(Figure record listings)
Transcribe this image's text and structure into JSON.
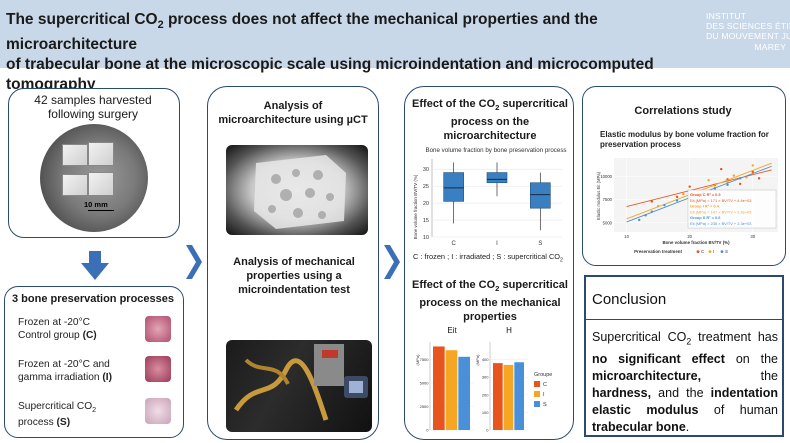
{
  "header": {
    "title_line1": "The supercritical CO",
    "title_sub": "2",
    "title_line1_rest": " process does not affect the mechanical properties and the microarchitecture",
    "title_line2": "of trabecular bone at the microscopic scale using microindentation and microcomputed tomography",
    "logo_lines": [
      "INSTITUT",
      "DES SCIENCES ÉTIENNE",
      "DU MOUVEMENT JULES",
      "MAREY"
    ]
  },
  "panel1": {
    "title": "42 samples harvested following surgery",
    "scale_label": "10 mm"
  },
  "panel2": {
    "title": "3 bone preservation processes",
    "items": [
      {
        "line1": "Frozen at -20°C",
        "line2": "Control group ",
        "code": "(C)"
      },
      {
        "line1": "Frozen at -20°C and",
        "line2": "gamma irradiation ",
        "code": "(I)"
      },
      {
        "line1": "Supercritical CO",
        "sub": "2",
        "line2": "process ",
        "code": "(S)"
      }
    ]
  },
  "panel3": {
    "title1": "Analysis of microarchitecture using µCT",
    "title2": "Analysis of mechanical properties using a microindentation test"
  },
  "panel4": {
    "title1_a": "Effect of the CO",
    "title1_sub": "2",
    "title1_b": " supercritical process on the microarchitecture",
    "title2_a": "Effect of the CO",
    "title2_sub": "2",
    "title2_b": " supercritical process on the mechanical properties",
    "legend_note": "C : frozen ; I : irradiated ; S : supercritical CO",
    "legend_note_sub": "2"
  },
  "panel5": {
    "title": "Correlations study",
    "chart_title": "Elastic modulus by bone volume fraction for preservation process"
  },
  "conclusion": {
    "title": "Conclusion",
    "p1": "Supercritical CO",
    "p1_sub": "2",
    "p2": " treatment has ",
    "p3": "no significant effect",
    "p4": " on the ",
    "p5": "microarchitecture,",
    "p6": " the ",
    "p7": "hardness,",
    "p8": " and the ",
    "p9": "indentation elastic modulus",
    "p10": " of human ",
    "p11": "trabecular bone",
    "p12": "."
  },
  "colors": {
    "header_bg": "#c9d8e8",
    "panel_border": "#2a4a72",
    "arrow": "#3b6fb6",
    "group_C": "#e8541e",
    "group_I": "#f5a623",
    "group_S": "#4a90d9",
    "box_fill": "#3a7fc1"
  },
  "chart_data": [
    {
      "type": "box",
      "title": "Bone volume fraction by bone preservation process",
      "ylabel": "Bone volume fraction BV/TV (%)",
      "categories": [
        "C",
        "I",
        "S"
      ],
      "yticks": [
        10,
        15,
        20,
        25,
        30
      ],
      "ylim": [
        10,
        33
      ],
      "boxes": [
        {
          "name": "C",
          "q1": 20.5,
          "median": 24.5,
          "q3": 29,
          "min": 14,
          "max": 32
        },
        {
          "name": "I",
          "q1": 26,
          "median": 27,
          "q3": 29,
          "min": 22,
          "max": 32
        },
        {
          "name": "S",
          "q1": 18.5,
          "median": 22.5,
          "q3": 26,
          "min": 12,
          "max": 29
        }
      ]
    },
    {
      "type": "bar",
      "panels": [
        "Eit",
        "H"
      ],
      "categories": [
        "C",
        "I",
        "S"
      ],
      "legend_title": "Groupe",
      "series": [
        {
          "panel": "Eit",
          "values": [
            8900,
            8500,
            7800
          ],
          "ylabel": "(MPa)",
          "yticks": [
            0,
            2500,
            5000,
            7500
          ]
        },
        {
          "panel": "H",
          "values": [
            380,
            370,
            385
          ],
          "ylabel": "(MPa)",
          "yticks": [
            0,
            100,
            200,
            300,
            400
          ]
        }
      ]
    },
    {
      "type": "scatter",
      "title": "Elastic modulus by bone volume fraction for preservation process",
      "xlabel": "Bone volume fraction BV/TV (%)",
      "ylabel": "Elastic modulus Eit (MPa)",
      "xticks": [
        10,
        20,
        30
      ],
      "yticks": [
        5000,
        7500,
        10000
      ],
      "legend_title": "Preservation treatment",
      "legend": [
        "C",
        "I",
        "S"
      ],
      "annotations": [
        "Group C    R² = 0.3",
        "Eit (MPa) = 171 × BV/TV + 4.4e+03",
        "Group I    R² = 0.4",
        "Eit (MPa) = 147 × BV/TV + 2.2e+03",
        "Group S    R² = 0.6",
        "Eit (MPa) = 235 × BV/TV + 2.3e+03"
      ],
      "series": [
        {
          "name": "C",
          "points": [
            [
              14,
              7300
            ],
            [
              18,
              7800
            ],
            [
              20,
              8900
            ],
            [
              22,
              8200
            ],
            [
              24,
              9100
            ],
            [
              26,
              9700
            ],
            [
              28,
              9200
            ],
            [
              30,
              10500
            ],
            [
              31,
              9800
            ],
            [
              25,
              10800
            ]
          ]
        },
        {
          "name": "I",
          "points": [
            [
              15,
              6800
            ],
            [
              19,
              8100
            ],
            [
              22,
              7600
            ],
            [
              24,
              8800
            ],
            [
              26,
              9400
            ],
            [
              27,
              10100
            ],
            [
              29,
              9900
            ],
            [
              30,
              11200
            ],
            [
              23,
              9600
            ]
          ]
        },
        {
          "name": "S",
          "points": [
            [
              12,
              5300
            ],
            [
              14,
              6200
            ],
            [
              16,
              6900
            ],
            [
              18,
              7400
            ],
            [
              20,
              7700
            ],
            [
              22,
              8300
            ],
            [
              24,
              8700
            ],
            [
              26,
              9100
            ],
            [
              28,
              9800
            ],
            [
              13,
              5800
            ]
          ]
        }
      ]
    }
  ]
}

--

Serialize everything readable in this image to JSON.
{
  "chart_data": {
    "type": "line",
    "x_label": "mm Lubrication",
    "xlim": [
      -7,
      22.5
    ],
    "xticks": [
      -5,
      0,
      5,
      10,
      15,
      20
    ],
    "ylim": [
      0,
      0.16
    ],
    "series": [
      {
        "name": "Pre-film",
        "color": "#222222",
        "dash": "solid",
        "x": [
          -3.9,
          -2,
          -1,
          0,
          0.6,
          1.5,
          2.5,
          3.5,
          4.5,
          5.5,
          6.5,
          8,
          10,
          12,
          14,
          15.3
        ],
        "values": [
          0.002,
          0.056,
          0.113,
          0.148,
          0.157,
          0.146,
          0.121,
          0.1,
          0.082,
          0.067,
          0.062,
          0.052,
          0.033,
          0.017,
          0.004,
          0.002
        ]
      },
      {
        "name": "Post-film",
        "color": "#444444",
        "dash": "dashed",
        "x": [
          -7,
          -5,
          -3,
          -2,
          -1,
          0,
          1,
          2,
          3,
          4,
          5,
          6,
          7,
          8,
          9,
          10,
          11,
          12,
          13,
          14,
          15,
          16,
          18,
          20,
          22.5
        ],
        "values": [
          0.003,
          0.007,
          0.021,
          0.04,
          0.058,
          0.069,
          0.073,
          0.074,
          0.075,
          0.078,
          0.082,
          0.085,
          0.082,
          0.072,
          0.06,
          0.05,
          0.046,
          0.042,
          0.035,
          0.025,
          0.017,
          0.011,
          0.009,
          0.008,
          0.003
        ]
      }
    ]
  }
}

Exercise requirements =
Count every line of the records that holds "fraction". State the number, nothing else.

Reply =
5